┏━━

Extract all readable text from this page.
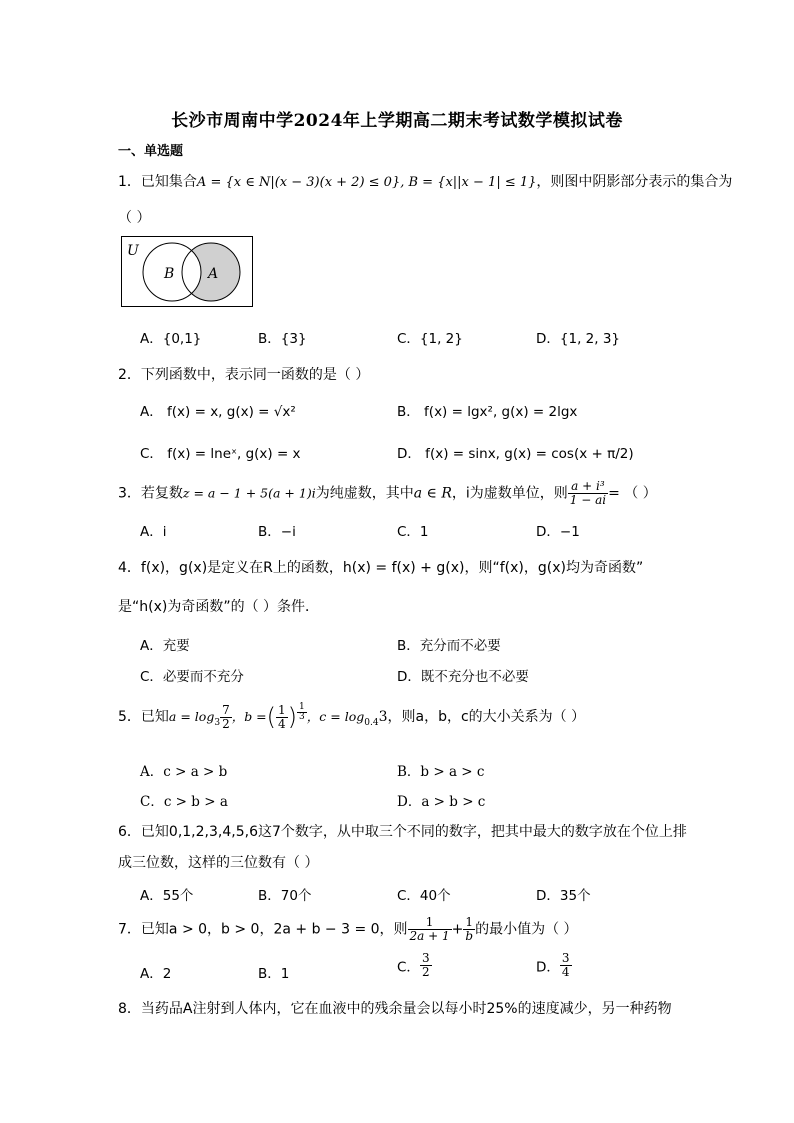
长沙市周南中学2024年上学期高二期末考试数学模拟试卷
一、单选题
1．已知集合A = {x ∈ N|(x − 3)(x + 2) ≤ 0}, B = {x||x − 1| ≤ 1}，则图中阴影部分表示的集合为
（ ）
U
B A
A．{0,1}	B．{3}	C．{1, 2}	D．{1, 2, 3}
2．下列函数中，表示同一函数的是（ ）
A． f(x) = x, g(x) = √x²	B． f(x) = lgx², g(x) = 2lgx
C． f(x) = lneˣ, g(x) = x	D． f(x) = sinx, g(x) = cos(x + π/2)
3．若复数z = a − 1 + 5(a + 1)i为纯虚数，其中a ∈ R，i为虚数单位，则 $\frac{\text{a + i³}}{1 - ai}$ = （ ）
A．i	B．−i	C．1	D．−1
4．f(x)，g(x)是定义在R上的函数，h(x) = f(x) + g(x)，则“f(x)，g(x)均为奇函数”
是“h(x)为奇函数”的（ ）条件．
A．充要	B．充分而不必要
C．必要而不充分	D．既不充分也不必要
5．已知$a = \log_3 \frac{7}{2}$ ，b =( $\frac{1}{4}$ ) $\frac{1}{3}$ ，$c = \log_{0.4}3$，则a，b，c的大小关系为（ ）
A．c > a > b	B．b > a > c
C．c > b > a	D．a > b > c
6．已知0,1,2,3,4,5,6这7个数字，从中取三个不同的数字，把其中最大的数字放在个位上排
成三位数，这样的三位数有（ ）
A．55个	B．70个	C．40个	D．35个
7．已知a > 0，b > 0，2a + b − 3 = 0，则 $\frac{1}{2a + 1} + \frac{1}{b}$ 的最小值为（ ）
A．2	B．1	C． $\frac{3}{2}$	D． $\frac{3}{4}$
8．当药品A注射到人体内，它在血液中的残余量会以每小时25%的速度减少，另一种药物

┗━━
┏━━

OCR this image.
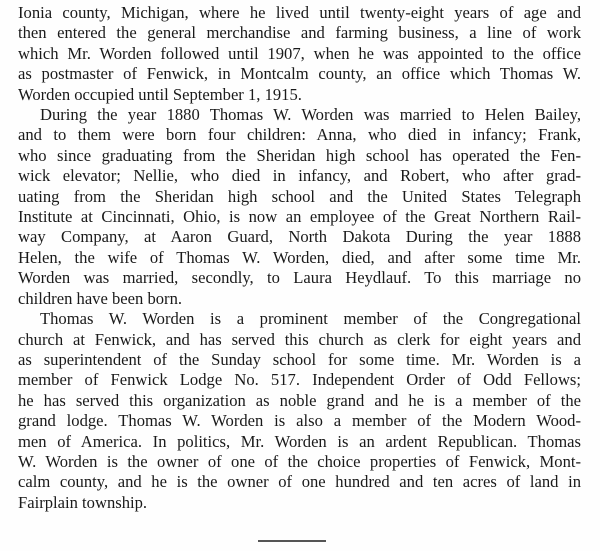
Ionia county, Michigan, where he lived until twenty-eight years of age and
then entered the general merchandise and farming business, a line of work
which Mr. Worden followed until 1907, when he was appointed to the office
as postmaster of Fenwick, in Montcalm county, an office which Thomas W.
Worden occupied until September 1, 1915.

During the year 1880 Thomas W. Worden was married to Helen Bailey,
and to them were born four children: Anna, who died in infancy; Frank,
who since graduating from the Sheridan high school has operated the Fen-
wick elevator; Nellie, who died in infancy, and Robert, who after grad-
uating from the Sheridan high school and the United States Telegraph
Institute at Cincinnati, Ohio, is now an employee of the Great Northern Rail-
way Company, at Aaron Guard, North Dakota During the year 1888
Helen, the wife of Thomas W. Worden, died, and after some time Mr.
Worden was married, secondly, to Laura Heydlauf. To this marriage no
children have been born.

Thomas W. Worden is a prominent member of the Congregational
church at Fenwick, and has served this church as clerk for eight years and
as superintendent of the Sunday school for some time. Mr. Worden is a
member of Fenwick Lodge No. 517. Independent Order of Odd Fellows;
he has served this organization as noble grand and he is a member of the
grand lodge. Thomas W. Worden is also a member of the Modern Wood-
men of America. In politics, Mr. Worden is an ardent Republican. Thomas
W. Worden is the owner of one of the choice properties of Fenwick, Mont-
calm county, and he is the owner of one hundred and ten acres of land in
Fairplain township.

┗━━

All lines in the data that contain the word "married" should be copied.

During the year 1880 Thomas W. Worden was married to Helen Bailey,
Worden was married, secondly, to Laura Heydlauf. To this marriage no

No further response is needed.